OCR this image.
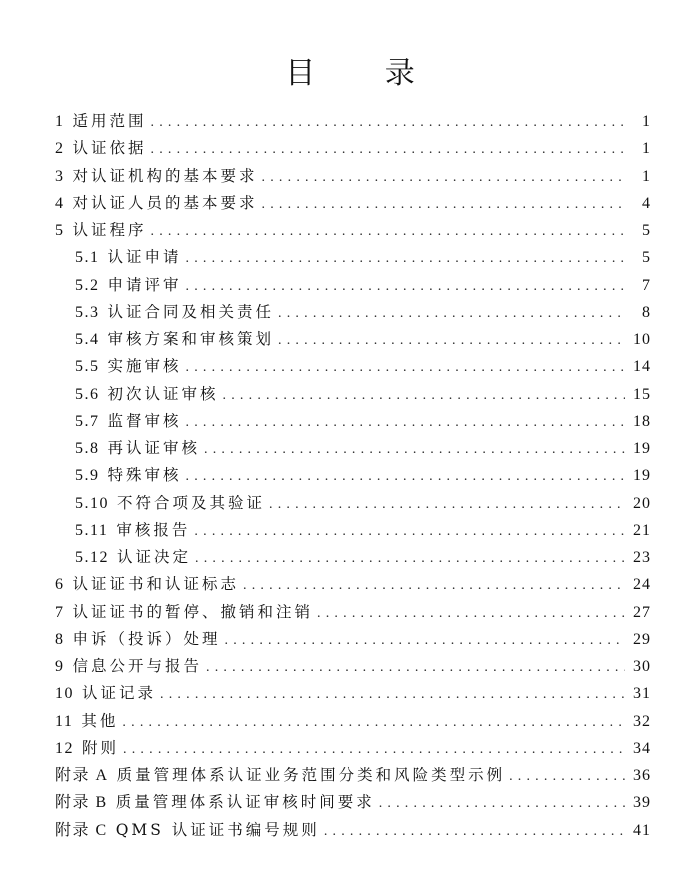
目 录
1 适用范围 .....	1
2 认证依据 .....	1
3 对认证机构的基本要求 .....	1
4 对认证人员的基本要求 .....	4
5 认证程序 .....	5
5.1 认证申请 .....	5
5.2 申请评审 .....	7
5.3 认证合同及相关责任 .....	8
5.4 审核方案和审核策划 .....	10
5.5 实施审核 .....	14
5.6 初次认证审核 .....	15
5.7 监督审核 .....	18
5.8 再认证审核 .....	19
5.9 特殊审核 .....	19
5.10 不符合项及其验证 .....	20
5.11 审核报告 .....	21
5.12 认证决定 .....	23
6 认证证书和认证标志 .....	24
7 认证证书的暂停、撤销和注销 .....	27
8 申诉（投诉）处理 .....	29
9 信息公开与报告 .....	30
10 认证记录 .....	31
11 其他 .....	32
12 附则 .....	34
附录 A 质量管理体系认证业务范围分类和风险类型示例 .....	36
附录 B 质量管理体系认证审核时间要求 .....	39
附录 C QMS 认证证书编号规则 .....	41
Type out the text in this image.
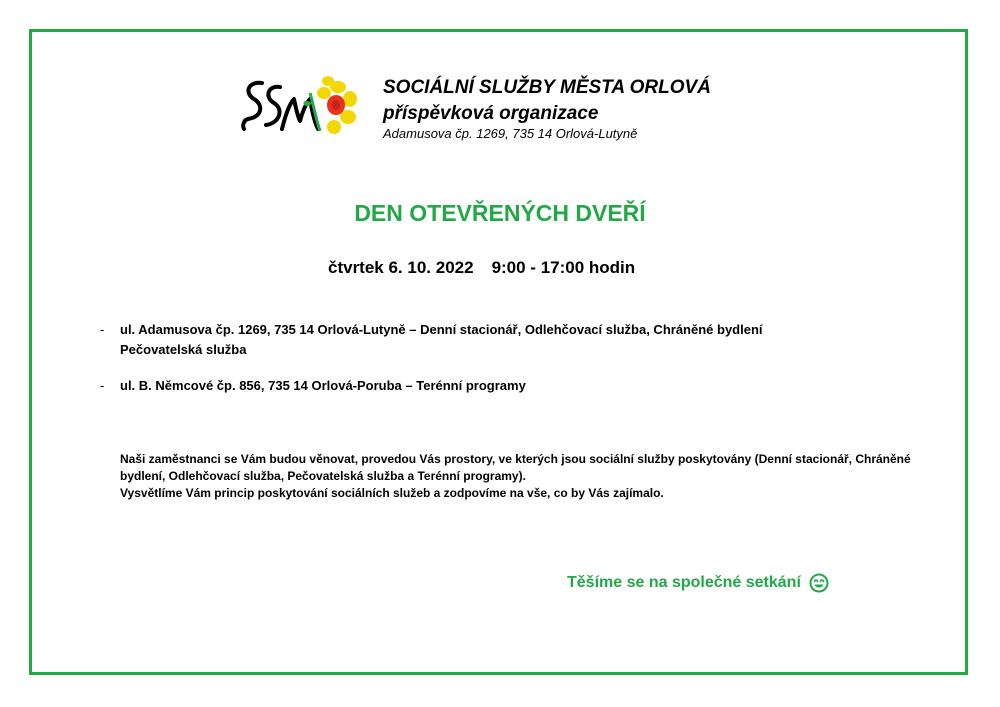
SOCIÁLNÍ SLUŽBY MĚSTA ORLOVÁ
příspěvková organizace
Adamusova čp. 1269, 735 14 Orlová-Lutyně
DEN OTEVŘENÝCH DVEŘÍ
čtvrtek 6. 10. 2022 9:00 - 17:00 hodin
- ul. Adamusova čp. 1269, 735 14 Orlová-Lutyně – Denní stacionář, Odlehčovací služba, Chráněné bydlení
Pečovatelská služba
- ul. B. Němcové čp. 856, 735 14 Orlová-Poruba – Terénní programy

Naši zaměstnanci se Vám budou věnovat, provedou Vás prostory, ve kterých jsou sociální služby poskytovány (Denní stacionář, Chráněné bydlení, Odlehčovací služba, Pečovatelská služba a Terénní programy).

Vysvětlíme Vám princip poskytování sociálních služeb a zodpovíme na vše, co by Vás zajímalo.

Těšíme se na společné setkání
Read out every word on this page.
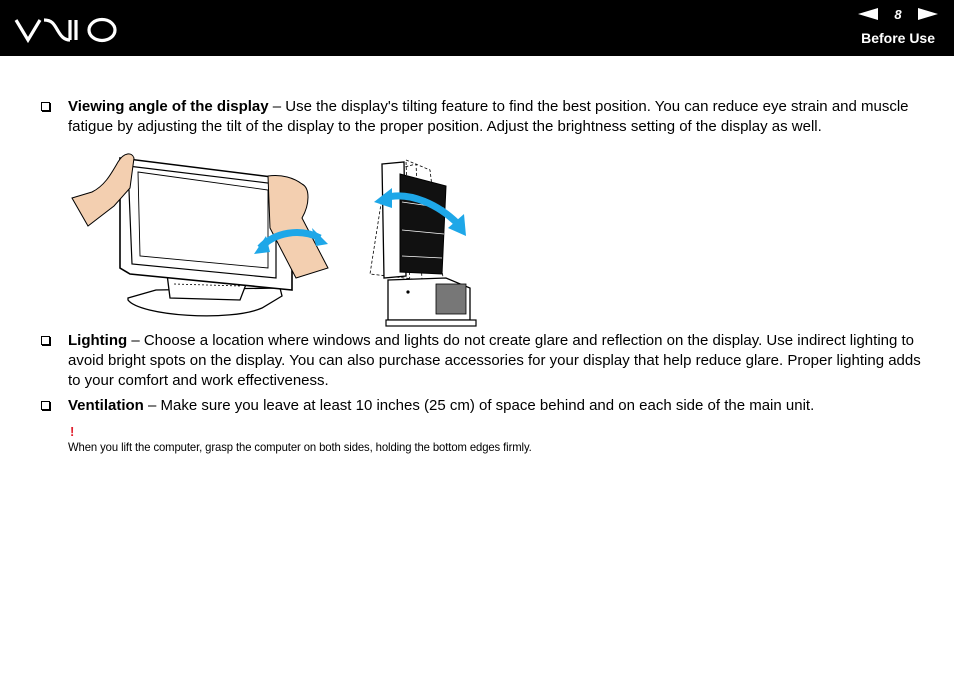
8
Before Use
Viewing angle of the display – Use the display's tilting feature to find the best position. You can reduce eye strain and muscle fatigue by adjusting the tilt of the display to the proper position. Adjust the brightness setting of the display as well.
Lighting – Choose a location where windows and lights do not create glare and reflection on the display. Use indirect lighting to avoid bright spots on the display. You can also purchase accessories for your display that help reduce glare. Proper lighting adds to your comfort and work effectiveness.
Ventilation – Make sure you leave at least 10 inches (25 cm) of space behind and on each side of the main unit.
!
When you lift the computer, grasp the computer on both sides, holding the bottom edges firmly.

____________________

▶ _Instruction_:
Retype the whole listing exactly and leave the pictures out.

▶ _Output below_:
OCR this image.
目 录
1 适用范围 .....	1
2 认证依据 .....	1
3 对认证机构的基本要求 .....	1
4 对认证人员的基本要求 .....	4
5 认证程序 .....	5
5.1 认证申请 .....	5
5.2 申请评审 .....	7
5.3 认证合同及相关责任 .....	8
5.4 审核方案和审核策划 .....	10
5.5 实施审核 .....	14
5.6 初次认证审核 .....	15
5.7 监督审核 .....	18
5.8 再认证审核 .....	19
5.9 特殊审核 .....	19
5.10 不符合项及其验证 .....	20
5.11 审核报告 .....	21
5.12 认证决定 .....	23
6 认证证书和认证标志 .....	24
7 认证证书的暂停、撤销和注销 .....	27
8 申诉（投诉）处理 .....	29
9 信息公开与报告 .....	30
10 认证记录 .....	31
11 其他 .....	32
12 附则 .....	34
附录 A 质量管理体系认证业务范围分类和风险类型示例 .....	36
附录 B 质量管理体系认证审核时间要求 .....	39
附录 C QMS 认证证书编号规则 .....	41
Type out the text in this image.
SOCIÁLNÍ SLUŽBY MĚSTA ORLOVÁ
příspěvková organizace
Adamusova čp. 1269, 735 14 Orlová-Lutyně
DEN OTEVŘENÝCH DVEŘÍ
čtvrtek 6. 10. 2022 9:00 - 17:00 hodin
- ul. Adamusova čp. 1269, 735 14 Orlová-Lutyně – Denní stacionář, Odlehčovací služba, Chráněné bydlení
Pečovatelská služba
- ul. B. Němcové čp. 856, 735 14 Orlová-Poruba – Terénní programy

Naši zaměstnanci se Vám budou věnovat, provedou Vás prostory, ve kterých jsou sociální služby poskytovány (Denní stacionář, Chráněné bydlení, Odlehčovací služba, Pečovatelská služba a Terénní programy).

Vysvětlíme Vám princip poskytování sociálních služeb a zodpovíme na vše, co by Vás zajímalo.

Těšíme se na společné setkání
Read out every word on this page.
8
Before Use
Viewing angle of the display – Use the display's tilting feature to find the best position. You can reduce eye strain and muscle fatigue by adjusting the tilt of the display to the proper position. Adjust the brightness setting of the display as well.
Lighting – Choose a location where windows and lights do not create glare and reflection on the display. Use indirect lighting to avoid bright spots on the display. You can also purchase accessories for your display that help reduce glare. Proper lighting adds to your comfort and work effectiveness.
Ventilation – Make sure you leave at least 10 inches (25 cm) of space behind and on each side of the main unit.
!
When you lift the computer, grasp the computer on both sides, holding the bottom edges firmly.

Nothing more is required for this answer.